● Problem Tanımı 1
Aşağıdaki sayfaya göre (a), (b) ve (c) ifadelerinin sayfayla uyuşup uyuşmadığını belirleyin. Her biri için evet ya da hayır deyin ve kararı belirleyen sözcükleri sayfadan birebir alıntılayın.
(a) Tuncer Bakırhan, CHP'ye sert bir cevap vermiştir.
(b) Veli Ağbaba, CHP'nin İstanbul milletvekilidir.
(c) Yazar, cezaevinde neler konuşulduğunu bildiğini söyler.

● Sayfa
- - - - - - -

CHP Genel Başkanı Özgür Özel, "Cellat" çıkışıyla tam anlamıyla Pandora'nın kutusunu açtı.
Zira Özel, DEM'i "Stockholm Sendromu" içinde olmakla suçladı. Celladına aşık olmakla itham etti.
DEM Eş Genel Başkanı Tuncer Bakırhan, CHP'ye sert bir cevap verdi...
Bakırhan, "Kimse bu hafızanın üzerine ucuz metaforlarla yaklaşmasın. 'Cellat defteri'ni açacaksak hepiniz borçlu çıkacaksınız" diyerek CHP'nin karanlık geçmişini hatırlattı.
Cumhurbaşkanı Erdoğan da CHP'nin bu ikiyüzlü politikasını eleştirdi. Erdoğan, "Benim Kürt kardeşlerim celladın kim olduğunu çok iyi bilir. Bunlar için Kürt kardeşlerim sadece bir oy deposu" ifadesini kullandı.
Erdoğan, "Sayın Özel hedef saptırmasın. Cesareti varsa ve cellat görmek istiyorsa aynaya, kendi tarihine, CHP'nin geçmişine baksın. Celladı orada zaten görecektir" sözleriyle rest çekti.
Elbette cezaevinde ne konuştuklarını bilmemiz mümkün değil, ancak İmamoğlu'nun da Özel'e bu konuda fırça atacağını tahmin etmek için kahin olmaya da gerek yok... Özetle, Özel'e liderlik gömleği biraz bol geliyor gibi görünüyor. "Cellat" çıkışıyla da baltayı taşa vuruyor...

BAŞIMIZA TAŞ YAĞACAK!
Eskiler çok beklenmedik bir olay olunca böyle söylerdi. CHP Malatya Milletvekili Veli Ağbaba'nın savunma sanayisinden övgüyle bahsettiğini görünce aklıma ilk "Başımıza taş yağacak" cümlesi geldi. Sonra konuşmasının arasına sıkıştırdığı bir ifade dikkatimi çekti. Çünkü belli ki içine oturmuştu. Ağbaba'nın "Kızılelma'yı yapan BAYKAR benden 40 bin TL almış olsa da tebrik ediyoruz" ifadesi de bir travmanın itirafıydı.
Tabii hemen gazetecilik merakı konuyu araştırdım. "Bu 40 bin liralık tazminat neydi?" diye düşünürken hatırladım.
Hadi gelin sizi 2019 yılına götüreyim...
İmamoğlu belediye başkanı olmuş; ardından da "İBB kaynakları peşkeş çekildi" haberleri dolaşıma sokulmuştu. CHP'li Veli Ağbaba da işte o sırada dolduruşa gelenler arasındaydı.

- - - - - - -

● Sağlanan Malzeme
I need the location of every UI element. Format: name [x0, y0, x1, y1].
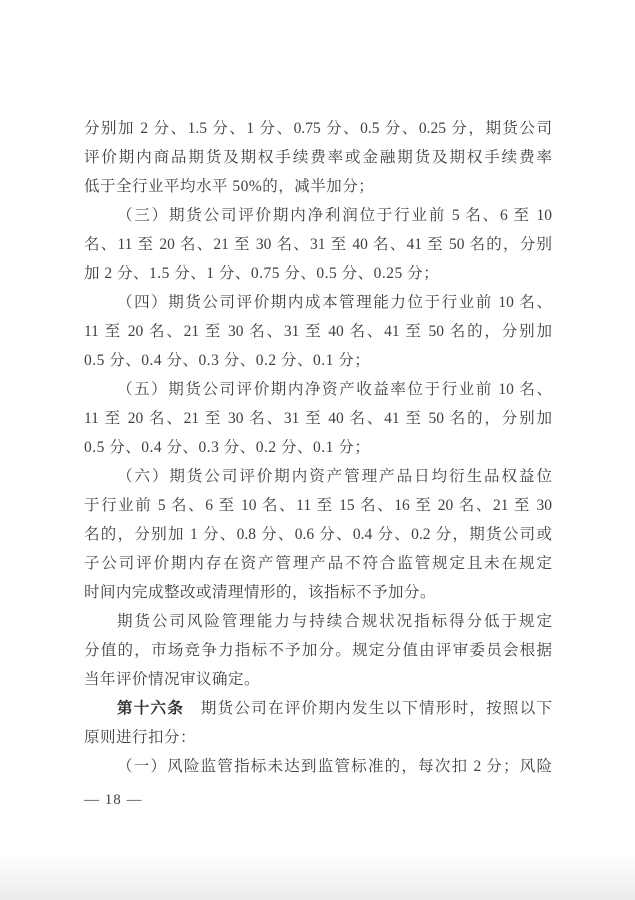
- text-line: 时间内完成整改或清理情形的，该指标不予加分。: [84, 578, 552, 607]
- text-line: （六）期货公司评价期内资产管理产品日均衍生品权益位: [84, 462, 552, 491]
- text-line: 11 至 20 名、21 至 30 名、31 至 40 名、41 至 50 名的…: [84, 404, 552, 433]
- text-line: 期货公司风险管理能力与持续合规状况指标得分低于规定: [84, 607, 552, 636]
- text-segment: 11 至 20 名、21 至 30 名、31 至 40 名、41 至 50 名的…: [84, 410, 552, 427]
- text-line: 当年评价情况审议确定。: [84, 665, 552, 694]
- page-number: — 18 —: [84, 792, 143, 809]
- text-line: 名、11 至 20 名、21 至 30 名、31 至 40 名、41 至 50 …: [84, 230, 552, 259]
- text-line: 评价期内商品期货及期权手续费率或金融期货及期权手续费率: [84, 143, 552, 172]
- text-segment: 原则进行扣分：: [84, 729, 196, 746]
- text-segment: （五）期货公司评价期内净资产收益率位于行业前 10 名、: [117, 381, 552, 398]
- text-segment: 期货公司在评价期内发生以下情形时，按照以下: [184, 700, 552, 717]
- text-line: 原则进行扣分：: [84, 723, 552, 752]
- text-segment: 评价期内商品期货及期权手续费率或金融期货及期权手续费率: [84, 149, 552, 166]
- text-line: （一）风险监管指标未达到监管标准的，每次扣 2 分；风险: [84, 752, 552, 781]
- text-segment: 0.5 分、0.4 分、0.3 分、0.2 分、0.1 分；: [84, 439, 370, 456]
- text-line: 子公司评价期内存在资产管理产品不符合监管规定且未在规定: [84, 549, 552, 578]
- text-segment: （六）期货公司评价期内资产管理产品日均衍生品权益位: [117, 468, 552, 485]
- text-segment: 子公司评价期内存在资产管理产品不符合监管规定且未在规定: [84, 555, 552, 572]
- text-segment: 名、11 至 20 名、21 至 30 名、31 至 40 名、41 至 50 …: [84, 236, 552, 253]
- text-segment: 于行业前 5 名、6 至 10 名、11 至 15 名、16 至 20 名、21…: [84, 497, 552, 514]
- text-line: 加 2 分、1.5 分、1 分、0.75 分、0.5 分、0.25 分；: [84, 259, 552, 288]
- text-segment: 加 2 分、1.5 分、1 分、0.75 分、0.5 分、0.25 分；: [84, 265, 439, 282]
- text-line: 分值的，市场竞争力指标不予加分。规定分值由评审委员会根据: [84, 636, 552, 665]
- document-body: 分别加 2 分、1.5 分、1 分、0.75 分、0.5 分、0.25 分，期货…: [84, 114, 552, 781]
- document-page: 分别加 2 分、1.5 分、1 分、0.75 分、0.5 分、0.25 分，期货…: [0, 0, 635, 900]
- text-segment: 11 至 20 名、21 至 30 名、31 至 40 名、41 至 50 名的…: [84, 323, 552, 340]
- text-line: 第十六条 期货公司在评价期内发生以下情形时，按照以下: [84, 694, 552, 723]
- text-segment: 分值的，市场竞争力指标不予加分。规定分值由评审委员会根据: [84, 642, 552, 659]
- text-segment: 低于全行业平均水平 50%的，减半加分；: [84, 178, 374, 195]
- text-segment: 名的，分别加 1 分、0.8 分、0.6 分、0.4 分、0.2 分，期货公司或: [84, 526, 552, 543]
- text-line: 11 至 20 名、21 至 30 名、31 至 40 名、41 至 50 名的…: [84, 317, 552, 346]
- text-segment: 0.5 分、0.4 分、0.3 分、0.2 分、0.1 分；: [84, 352, 370, 369]
- article-number: 第十六条: [117, 700, 184, 717]
- text-segment: 时间内完成整改或清理情形的，该指标不予加分。: [84, 584, 436, 601]
- text-segment: 期货公司风险管理能力与持续合规状况指标得分低于规定: [117, 613, 552, 630]
- text-segment: （一）风险监管指标未达到监管标准的，每次扣 2 分；风险: [117, 758, 552, 775]
- text-line: 低于全行业平均水平 50%的，减半加分；: [84, 172, 552, 201]
- text-segment: （三）期货公司评价期内净利润位于行业前 5 名、6 至 10: [117, 207, 552, 224]
- text-line: 于行业前 5 名、6 至 10 名、11 至 15 名、16 至 20 名、21…: [84, 491, 552, 520]
- text-line: （三）期货公司评价期内净利润位于行业前 5 名、6 至 10: [84, 201, 552, 230]
- text-segment: 当年评价情况审议确定。: [84, 671, 260, 688]
- text-line: 分别加 2 分、1.5 分、1 分、0.75 分、0.5 分、0.25 分，期货…: [84, 114, 552, 143]
- text-line: （五）期货公司评价期内净资产收益率位于行业前 10 名、: [84, 375, 552, 404]
- text-line: 0.5 分、0.4 分、0.3 分、0.2 分、0.1 分；: [84, 346, 552, 375]
- text-line: （四）期货公司评价期内成本管理能力位于行业前 10 名、: [84, 288, 552, 317]
- text-line: 名的，分别加 1 分、0.8 分、0.6 分、0.4 分、0.2 分，期货公司或: [84, 520, 552, 549]
- text-line: 0.5 分、0.4 分、0.3 分、0.2 分、0.1 分；: [84, 433, 552, 462]
- text-segment: （四）期货公司评价期内成本管理能力位于行业前 10 名、: [117, 294, 552, 311]
- text-segment: 分别加 2 分、1.5 分、1 分、0.75 分、0.5 分、0.25 分，期货…: [84, 120, 552, 137]
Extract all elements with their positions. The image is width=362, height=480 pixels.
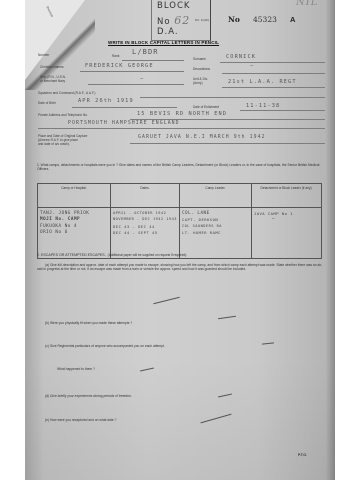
address-line-1: 15 BEVIS RD NORTH END — [137, 111, 227, 117]
stamp-line-3: D.A. — [157, 27, 179, 37]
question-2-heading: 2. ESCAPES OR ATTEMPTED ESCAPES. — [37, 253, 106, 257]
question-1-text: 1. What camps, detachments or hospitals … — [37, 163, 324, 171]
camps-table-header: Camp or Hospital. Dates. Camp Leader. De… — [38, 184, 322, 208]
camps-table: Camp or Hospital. Dates. Camp Leader. De… — [37, 183, 322, 259]
leader-cell: LT. HUMER RAMC — [182, 230, 249, 236]
christian-names-label: Christian Names — [40, 66, 64, 70]
header-block-leader: Detachment or Block Leader (if any). — [251, 184, 321, 208]
rank-value: L/BDR — [132, 48, 159, 56]
question-2a: (a) Give full description and approx. da… — [37, 263, 324, 271]
squadron-label: Squadron and Command (R.A.F., A.A.F.) — [38, 92, 95, 96]
question-2d: (d) Give briefly your experiences during… — [45, 394, 132, 398]
stamp-no-label: No — [157, 17, 171, 27]
dob-value: APR 26th 1919 — [78, 98, 134, 104]
unit-value: 21st L.A.A. REGT — [228, 79, 297, 85]
question-2-title: 2. ESCAPES OR ATTEMPTED ESCAPES. (Additi… — [37, 253, 187, 257]
enlistment-label: Date of Enlistment — [193, 106, 219, 110]
christian-names-rule — [80, 71, 184, 72]
header-camp-leader: Camp Leader. — [179, 184, 251, 208]
question-2e: (e) How were you recaptured and on what … — [45, 418, 116, 422]
header-camp: Camp or Hospital. — [38, 184, 111, 208]
camp-column: TANJ. JONG PRIOK MOJI No. CAMP FUKUOKA N… — [38, 208, 111, 259]
unit-label-line-2: (Army) — [193, 82, 208, 86]
address-line-2: PORTSMOUTH HAMPSHIRE ENGLAND — [68, 121, 180, 126]
dates-column: APRIL - OCTOBER 1942 NOVEMBER - DEC 1942… — [111, 208, 180, 259]
rank-label: Rank — [112, 55, 119, 59]
squadron-rule — [140, 97, 325, 98]
form-heading: WRITE IN BLOCK CAPITAL LETTERS IN PENCIL — [108, 40, 219, 45]
christian-names-value: FREDERICK GEORGE — [85, 63, 154, 69]
surname-label: Surname — [193, 58, 206, 62]
enlistment-value: 11-11-38 — [246, 103, 280, 109]
unit-rule — [222, 87, 325, 88]
enlistment-rule — [240, 110, 325, 111]
rank-rule — [122, 60, 184, 61]
leader-column: COL. LANE CAPT. DERKSON COL SAUNDERS RA … — [179, 208, 251, 259]
capture-label-line-3: and date of a/c crash). — [38, 143, 87, 147]
block-column: JAVA CAMP No 1 — — [251, 208, 321, 259]
block-cell: — — [254, 217, 319, 223]
ship-rule — [88, 84, 184, 85]
form-suffix: A — [290, 15, 295, 24]
question-2c: (c) Give Regimental particulars of anyon… — [45, 344, 165, 348]
surname-value: CORNICK — [226, 54, 256, 60]
surname-rule — [220, 62, 325, 63]
ship-label: Ship (R.N., U.S.N.or Merchant Navy — [40, 76, 66, 84]
decorations-rule — [222, 73, 325, 74]
stamp-line-2: No 62 — [157, 14, 190, 27]
capture-label: Place and Date of Original Capture(Aircr… — [38, 135, 87, 147]
pto-label: P.T.O. — [298, 453, 307, 457]
decorations-label: Decorations — [193, 68, 210, 72]
form-number: 45323 — [253, 15, 277, 24]
form-code: M.I. 9 (AF) — [195, 19, 209, 23]
question-2b: (b) Were you physically fit when you mad… — [45, 321, 132, 325]
address-rule-1 — [130, 119, 325, 120]
decorations-value: — — [250, 63, 254, 69]
number-field-label: Number — [38, 54, 49, 58]
dob-rule — [72, 107, 177, 108]
address-rule-2 — [38, 128, 325, 129]
dob-label: Date of Birth — [38, 102, 56, 106]
camp-cell: ORIO No 6 — [40, 230, 108, 236]
number-label: No — [228, 15, 240, 24]
question-2c-followup: What happened to them ? — [57, 367, 95, 371]
header-dates: Dates. — [111, 184, 180, 208]
capture-value: GARUET JAVA N.E.I MARCH 9th 1942 — [138, 135, 266, 140]
capture-rule — [130, 143, 325, 144]
dates-cell: DEC 44 - SEPT 45 — [113, 230, 177, 236]
ship-label-line-2: or Merchant Navy — [40, 80, 66, 84]
question-2-subtitle: (Additional paper will be supplied on re… — [108, 253, 188, 257]
stamp-handwritten-number: 62 — [174, 14, 190, 27]
unit-label: Unit & Div.(Army) — [193, 78, 208, 86]
camps-table-body: TANJ. JONG PRIOK MOJI No. CAMP FUKUOKA N… — [38, 208, 322, 259]
handwritten-nil: NIL — [296, 0, 318, 8]
address-label: Private Address and Telephone No. — [38, 114, 88, 118]
stamp-line-1: BLOCK — [157, 1, 190, 11]
ship-value: — — [140, 76, 144, 82]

- - - - - - -

● Problem Tanımı 2
Kayıtlarda "- text-line: 时间内完成整改或清理情形的，该指标不予加分。: [84, 578, 552, 607]" ifadesini içeren satırdan başlayıp "- text-segment: 于行业前" ifadesini içeren satıra kadar, iki uç satır da dahil olmak üzere, bütün satırları hiçbir değişiklik yapmadan kopyalayın.

● Çıktı 1
(a) Evet: "DEM Eş Genel Başkanı Tuncer Bakırhan, CHP'ye sert bir cevap verdi"
(b) Hayır: "CHP Malatya Milletvekili Veli Ağbaba"
(c) Hayır: "Elbette cezaevinde ne konuştuklarını bilmemiz mümkün değil"

● Çıktı 2
- text-line: 时间内完成整改或清理情形的，该指标不予加分。: [84, 578, 552, 607]
- text-line: （六）期货公司评价期内资产管理产品日均衍生品权益位: [84, 462, 552, 491]
- text-line: 11 至 20 名、21 至 30 名、31 至 40 名、41 至 50 名的…: [84, 404, 552, 433]
- text-line: 期货公司风险管理能力与持续合规状况指标得分低于规定: [84, 607, 552, 636]
- text-segment: 11 至 20 名、21 至 30 名、31 至 40 名、41 至 50 名的…: [84, 410, 552, 427]
- text-line: 当年评价情况审议确定。: [84, 665, 552, 694]
- page-number: — 18 —: [84, 792, 143, 809]
- text-line: 名、11 至 20 名、21 至 30 名、31 至 40 名、41 至 50 …: [84, 230, 552, 259]
- text-line: 评价期内商品期货及期权手续费率或金融期货及期权手续费率: [84, 143, 552, 172]
- text-segment: 原则进行扣分：: [84, 729, 196, 746]
- text-segment: （五）期货公司评价期内净资产收益率位于行业前 10 名、: [117, 381, 552, 398]
- text-segment: 期货公司在评价期内发生以下情形时，按照以下: [184, 700, 552, 717]
- text-line: 原则进行扣分：: [84, 723, 552, 752]
- text-segment: 评价期内商品期货及期权手续费率或金融期货及期权手续费率: [84, 149, 552, 166]
- text-line: （一）风险监管指标未达到监管标准的，每次扣 2 分；风险: [84, 752, 552, 781]
- text-segment: 0.5 分、0.4 分、0.3 分、0.2 分、0.1 分；: [84, 439, 370, 456]
- text-line: 子公司评价期内存在资产管理产品不符合监管规定且未在规定: [84, 549, 552, 578]
- text-segment: （六）期货公司评价期内资产管理产品日均衍生品权益位: [117, 468, 552, 485]
- text-segment: 子公司评价期内存在资产管理产品不符合监管规定且未在规定: [84, 555, 552, 572]
- text-segment: 名、11 至 20 名、21 至 30 名、31 至 40 名、41 至 50 …: [84, 236, 552, 253]
- text-segment: 于行业前 5 名、6 至 10 名、11 至 15 名、16 至 20 名、21…: [84, 497, 552, 514]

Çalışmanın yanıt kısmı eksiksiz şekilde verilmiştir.